[start]

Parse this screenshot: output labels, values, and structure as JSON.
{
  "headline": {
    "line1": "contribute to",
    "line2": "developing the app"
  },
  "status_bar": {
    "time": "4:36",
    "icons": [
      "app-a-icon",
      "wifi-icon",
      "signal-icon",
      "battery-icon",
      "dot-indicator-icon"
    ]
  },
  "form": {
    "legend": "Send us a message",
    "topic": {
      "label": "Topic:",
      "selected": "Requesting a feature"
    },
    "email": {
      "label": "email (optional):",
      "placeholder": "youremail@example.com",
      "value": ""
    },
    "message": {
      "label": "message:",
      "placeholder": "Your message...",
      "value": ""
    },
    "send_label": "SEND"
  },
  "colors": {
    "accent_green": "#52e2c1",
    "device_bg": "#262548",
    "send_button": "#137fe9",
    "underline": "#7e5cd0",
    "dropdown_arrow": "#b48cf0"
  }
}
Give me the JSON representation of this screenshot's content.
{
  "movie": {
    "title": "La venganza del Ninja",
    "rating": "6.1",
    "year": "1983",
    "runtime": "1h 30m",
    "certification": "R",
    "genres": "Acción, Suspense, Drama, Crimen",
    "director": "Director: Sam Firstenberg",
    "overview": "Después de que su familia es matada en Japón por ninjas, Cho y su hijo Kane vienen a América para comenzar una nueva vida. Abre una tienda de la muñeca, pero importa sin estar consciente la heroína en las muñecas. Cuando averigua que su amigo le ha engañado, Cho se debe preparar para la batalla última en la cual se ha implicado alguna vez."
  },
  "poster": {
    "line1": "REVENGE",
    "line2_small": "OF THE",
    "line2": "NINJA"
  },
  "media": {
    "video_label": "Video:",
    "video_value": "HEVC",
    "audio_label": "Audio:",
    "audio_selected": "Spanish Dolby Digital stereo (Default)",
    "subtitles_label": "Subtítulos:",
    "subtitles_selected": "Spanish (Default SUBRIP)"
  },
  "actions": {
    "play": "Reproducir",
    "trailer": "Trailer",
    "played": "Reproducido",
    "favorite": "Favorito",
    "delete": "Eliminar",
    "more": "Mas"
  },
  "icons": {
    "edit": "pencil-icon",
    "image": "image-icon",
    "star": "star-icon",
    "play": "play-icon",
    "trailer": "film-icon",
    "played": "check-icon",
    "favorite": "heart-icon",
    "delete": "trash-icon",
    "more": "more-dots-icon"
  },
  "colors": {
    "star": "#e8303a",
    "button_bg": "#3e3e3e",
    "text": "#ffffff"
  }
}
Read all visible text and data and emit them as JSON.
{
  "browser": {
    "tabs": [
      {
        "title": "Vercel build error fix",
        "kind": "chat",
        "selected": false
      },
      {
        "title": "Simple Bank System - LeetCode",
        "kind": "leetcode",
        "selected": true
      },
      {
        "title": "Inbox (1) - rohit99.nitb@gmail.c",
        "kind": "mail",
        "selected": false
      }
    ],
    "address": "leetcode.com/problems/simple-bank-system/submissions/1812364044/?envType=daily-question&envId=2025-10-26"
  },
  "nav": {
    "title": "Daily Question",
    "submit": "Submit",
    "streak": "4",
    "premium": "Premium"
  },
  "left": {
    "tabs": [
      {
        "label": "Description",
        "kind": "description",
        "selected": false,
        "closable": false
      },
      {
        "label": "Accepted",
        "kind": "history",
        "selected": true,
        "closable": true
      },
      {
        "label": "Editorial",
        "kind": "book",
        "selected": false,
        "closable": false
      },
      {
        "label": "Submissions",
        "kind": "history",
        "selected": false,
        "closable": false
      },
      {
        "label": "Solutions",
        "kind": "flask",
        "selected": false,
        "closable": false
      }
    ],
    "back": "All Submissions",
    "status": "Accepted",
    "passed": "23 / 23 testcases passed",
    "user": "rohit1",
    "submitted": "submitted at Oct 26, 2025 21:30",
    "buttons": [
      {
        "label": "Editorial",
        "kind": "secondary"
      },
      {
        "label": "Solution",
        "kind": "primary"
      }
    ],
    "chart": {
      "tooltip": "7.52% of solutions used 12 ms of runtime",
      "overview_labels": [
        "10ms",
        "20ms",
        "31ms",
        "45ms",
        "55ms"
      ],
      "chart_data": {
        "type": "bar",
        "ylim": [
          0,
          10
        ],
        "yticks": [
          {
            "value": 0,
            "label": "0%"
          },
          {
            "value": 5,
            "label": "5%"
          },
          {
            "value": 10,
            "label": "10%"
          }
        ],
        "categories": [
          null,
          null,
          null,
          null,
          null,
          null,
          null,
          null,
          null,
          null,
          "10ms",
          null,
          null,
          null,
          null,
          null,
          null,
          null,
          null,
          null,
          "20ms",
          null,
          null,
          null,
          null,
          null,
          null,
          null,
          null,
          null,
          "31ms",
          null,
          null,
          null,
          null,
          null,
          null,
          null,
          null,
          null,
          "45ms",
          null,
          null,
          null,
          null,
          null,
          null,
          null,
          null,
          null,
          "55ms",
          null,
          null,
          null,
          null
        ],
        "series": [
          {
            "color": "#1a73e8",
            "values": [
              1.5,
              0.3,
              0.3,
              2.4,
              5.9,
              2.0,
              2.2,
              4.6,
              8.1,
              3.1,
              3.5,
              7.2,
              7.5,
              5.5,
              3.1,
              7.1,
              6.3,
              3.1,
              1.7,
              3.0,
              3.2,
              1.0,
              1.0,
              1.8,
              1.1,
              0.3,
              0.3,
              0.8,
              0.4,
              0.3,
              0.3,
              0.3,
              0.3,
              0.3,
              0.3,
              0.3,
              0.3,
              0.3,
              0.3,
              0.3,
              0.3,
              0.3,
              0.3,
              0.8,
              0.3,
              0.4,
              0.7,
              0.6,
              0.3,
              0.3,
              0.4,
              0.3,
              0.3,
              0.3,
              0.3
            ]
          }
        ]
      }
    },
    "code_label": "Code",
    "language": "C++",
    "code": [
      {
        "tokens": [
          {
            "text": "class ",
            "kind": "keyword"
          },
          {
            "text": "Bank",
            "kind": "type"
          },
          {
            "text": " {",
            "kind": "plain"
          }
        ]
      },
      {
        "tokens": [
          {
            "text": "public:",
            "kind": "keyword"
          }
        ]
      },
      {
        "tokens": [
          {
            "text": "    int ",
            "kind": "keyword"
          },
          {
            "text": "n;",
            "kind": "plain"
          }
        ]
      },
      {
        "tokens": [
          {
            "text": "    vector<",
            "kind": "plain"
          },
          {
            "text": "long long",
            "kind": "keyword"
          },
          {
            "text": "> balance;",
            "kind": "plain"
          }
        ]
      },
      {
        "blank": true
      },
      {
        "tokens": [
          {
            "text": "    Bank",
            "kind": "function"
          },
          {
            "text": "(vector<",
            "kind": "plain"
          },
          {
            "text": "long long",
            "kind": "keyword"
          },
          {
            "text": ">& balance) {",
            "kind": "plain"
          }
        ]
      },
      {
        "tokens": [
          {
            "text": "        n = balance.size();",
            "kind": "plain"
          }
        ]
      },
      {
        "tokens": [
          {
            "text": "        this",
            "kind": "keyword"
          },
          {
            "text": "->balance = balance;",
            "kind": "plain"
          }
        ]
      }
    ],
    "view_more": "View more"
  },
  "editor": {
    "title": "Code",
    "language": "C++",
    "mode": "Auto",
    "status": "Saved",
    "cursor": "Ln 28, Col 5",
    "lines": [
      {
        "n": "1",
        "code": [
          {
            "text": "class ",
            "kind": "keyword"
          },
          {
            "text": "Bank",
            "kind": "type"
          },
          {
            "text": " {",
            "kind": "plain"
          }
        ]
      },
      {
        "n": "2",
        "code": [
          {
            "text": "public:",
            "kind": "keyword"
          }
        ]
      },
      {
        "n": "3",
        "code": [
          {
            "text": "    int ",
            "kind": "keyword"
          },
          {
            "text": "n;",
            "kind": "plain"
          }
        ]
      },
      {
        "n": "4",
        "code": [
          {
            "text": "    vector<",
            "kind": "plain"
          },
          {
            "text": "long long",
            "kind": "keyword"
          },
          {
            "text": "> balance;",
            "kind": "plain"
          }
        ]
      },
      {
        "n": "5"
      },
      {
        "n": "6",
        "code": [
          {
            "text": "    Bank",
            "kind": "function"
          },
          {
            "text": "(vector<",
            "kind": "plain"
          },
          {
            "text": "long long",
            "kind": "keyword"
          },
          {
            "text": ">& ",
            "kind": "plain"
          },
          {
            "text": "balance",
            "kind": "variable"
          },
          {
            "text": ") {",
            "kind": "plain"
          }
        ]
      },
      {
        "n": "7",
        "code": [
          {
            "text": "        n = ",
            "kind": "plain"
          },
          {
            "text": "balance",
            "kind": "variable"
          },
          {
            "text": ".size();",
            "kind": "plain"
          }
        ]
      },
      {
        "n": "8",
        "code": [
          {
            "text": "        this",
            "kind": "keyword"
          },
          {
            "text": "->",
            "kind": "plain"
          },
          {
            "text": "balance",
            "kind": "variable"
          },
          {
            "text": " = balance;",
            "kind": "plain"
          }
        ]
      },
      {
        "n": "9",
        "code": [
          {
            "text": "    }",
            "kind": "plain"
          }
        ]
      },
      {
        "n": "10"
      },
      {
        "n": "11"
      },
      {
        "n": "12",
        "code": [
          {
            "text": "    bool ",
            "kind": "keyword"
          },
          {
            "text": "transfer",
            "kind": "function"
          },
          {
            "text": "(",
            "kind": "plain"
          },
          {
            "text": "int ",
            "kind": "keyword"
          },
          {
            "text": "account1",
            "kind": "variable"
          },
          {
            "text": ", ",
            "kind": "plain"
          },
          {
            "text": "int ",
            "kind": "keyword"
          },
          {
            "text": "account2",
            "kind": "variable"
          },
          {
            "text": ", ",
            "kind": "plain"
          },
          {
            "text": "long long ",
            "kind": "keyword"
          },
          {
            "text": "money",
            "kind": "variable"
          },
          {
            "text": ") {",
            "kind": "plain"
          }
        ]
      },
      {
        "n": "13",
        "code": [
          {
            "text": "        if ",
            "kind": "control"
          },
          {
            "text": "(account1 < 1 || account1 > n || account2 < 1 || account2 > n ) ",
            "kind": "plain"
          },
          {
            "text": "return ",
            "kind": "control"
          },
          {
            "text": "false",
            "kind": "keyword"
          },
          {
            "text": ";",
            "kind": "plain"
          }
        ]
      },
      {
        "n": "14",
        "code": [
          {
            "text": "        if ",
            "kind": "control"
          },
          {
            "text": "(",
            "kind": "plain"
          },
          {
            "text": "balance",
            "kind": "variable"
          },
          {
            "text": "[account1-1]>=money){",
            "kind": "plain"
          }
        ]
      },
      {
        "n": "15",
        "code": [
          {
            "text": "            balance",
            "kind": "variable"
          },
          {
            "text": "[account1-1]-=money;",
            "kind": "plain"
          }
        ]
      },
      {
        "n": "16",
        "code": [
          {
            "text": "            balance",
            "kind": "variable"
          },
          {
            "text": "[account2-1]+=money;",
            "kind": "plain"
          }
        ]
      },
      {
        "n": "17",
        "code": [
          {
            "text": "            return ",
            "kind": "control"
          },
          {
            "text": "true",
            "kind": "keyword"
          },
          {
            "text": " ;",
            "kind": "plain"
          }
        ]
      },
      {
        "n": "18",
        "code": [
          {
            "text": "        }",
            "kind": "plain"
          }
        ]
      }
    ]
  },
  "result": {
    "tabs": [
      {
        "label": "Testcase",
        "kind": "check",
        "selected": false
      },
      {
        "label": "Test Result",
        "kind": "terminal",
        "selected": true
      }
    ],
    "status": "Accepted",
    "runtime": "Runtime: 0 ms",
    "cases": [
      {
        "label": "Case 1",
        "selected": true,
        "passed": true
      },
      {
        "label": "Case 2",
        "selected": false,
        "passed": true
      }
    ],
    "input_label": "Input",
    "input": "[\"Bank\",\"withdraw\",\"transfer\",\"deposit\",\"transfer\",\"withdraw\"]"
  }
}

[end]

# Objective
Looking at the records above, work out how many lines include the string "more". Give the number and nothing else.

# Finished task
3